Repeat the material in full. Keep every line exactly as it is.

▶ _Provided records_:
==========
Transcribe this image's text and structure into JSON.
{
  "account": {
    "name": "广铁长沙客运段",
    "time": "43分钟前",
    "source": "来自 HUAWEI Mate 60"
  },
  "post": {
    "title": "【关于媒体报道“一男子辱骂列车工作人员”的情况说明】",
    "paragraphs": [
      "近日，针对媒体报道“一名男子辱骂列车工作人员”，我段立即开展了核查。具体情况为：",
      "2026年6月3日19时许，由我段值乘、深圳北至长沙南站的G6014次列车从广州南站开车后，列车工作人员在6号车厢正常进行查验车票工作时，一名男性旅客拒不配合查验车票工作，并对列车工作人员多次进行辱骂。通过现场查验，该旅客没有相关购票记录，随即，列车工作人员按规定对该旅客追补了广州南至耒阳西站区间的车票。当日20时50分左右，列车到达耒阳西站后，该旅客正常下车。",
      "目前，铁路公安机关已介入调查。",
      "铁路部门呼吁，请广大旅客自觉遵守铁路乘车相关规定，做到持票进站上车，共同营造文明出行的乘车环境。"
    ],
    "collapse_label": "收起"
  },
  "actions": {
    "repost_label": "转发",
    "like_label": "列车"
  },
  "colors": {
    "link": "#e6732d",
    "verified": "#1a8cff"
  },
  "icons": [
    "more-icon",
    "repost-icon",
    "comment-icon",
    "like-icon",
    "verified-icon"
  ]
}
==========
▶ _The reply_:
Transcribe this image's text and structure into JSON.
{
  "account": {
    "name": "广铁长沙客运段",
    "time": "43分钟前",
    "source": "来自 HUAWEI Mate 60"
  },
  "post": {
    "title": "【关于媒体报道“一男子辱骂列车工作人员”的情况说明】",
    "paragraphs": [
      "近日，针对媒体报道“一名男子辱骂列车工作人员”，我段立即开展了核查。具体情况为：",
      "2026年6月3日19时许，由我段值乘、深圳北至长沙南站的G6014次列车从广州南站开车后，列车工作人员在6号车厢正常进行查验车票工作时，一名男性旅客拒不配合查验车票工作，并对列车工作人员多次进行辱骂。通过现场查验，该旅客没有相关购票记录，随即，列车工作人员按规定对该旅客追补了广州南至耒阳西站区间的车票。当日20时50分左右，列车到达耒阳西站后，该旅客正常下车。",
      "目前，铁路公安机关已介入调查。",
      "铁路部门呼吁，请广大旅客自觉遵守铁路乘车相关规定，做到持票进站上车，共同营造文明出行的乘车环境。"
    ],
    "collapse_label": "收起"
  },
  "actions": {
    "repost_label": "转发",
    "like_label": "列车"
  },
  "colors": {
    "link": "#e6732d",
    "verified": "#1a8cff"
  },
  "icons": [
    "more-icon",
    "repost-icon",
    "comment-icon",
    "like-icon",
    "verified-icon"
  ]
}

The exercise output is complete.